> **RAW RECORDS**
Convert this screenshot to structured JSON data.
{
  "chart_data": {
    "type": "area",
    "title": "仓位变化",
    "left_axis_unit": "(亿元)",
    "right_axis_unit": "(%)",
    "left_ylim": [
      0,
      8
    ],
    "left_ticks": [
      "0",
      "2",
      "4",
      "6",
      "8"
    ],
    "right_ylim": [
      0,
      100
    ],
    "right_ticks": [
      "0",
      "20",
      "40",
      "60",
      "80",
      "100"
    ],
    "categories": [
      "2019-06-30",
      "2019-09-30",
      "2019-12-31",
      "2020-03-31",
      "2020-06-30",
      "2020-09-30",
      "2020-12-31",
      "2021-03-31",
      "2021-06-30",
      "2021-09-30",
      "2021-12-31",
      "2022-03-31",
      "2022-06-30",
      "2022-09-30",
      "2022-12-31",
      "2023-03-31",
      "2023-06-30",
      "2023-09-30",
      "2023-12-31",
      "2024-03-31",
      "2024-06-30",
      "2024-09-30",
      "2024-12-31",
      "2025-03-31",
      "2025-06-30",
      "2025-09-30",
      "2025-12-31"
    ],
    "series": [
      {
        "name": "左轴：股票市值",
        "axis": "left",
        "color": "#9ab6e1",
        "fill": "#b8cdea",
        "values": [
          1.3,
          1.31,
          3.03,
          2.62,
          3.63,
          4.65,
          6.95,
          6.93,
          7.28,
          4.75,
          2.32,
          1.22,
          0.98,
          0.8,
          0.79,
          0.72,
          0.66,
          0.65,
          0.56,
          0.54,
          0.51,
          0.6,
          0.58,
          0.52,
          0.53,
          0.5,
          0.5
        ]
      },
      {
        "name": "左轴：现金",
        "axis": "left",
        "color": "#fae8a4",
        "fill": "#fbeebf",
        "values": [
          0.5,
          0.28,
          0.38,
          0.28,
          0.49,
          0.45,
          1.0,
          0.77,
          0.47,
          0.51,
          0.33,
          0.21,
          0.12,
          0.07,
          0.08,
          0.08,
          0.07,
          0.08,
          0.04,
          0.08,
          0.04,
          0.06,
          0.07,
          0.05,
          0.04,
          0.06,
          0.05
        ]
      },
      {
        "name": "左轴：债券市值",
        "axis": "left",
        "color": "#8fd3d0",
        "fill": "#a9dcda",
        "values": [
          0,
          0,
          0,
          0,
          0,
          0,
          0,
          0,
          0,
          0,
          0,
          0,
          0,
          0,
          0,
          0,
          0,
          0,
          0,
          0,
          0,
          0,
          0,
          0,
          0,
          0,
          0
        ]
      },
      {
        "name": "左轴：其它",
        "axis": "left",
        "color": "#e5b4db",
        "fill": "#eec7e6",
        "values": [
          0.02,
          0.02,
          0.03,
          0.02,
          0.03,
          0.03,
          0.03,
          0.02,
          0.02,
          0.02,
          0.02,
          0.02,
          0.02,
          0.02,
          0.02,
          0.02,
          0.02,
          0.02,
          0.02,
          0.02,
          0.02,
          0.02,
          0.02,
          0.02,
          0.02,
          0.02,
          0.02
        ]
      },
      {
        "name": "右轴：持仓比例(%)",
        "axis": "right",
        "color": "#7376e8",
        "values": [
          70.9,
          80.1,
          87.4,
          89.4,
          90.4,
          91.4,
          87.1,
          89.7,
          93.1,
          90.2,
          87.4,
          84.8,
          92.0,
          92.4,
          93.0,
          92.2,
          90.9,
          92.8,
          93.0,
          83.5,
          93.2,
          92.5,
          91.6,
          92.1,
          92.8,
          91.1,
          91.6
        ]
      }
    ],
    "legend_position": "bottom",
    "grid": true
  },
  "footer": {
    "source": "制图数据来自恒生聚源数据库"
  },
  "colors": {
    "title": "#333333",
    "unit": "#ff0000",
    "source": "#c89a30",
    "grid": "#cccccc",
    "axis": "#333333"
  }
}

---

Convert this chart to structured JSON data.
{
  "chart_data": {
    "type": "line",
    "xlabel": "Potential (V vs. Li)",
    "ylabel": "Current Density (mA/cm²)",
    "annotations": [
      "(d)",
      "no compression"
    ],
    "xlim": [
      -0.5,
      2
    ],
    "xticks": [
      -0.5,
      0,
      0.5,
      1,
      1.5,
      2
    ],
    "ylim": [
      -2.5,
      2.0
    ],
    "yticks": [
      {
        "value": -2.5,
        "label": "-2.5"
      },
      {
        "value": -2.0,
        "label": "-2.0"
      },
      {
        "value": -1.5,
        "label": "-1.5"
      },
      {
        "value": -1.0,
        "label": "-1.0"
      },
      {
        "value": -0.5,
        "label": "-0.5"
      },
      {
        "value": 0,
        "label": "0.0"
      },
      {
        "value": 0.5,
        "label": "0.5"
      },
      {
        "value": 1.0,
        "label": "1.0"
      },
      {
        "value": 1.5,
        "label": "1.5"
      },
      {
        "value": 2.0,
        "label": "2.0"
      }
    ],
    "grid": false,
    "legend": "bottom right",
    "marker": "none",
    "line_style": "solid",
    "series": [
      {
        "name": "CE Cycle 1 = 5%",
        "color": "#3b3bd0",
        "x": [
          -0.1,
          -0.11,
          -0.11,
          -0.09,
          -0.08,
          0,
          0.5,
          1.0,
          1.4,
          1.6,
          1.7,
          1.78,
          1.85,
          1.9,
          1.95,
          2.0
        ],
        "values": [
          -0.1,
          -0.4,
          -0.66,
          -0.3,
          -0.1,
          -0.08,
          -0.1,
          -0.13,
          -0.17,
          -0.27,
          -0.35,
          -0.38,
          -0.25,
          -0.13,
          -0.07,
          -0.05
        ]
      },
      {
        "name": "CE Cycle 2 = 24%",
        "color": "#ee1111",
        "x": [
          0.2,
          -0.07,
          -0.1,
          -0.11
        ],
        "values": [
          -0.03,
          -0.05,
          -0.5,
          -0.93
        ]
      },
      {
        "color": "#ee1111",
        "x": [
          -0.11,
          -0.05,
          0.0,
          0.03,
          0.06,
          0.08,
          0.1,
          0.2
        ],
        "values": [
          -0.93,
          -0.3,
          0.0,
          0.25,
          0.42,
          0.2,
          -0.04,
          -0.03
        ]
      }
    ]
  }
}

> **CHALLENGE**
Check each line of the data above for the string "name", then report how many lines have it, with no other words.

> **THE SOLUTION**
7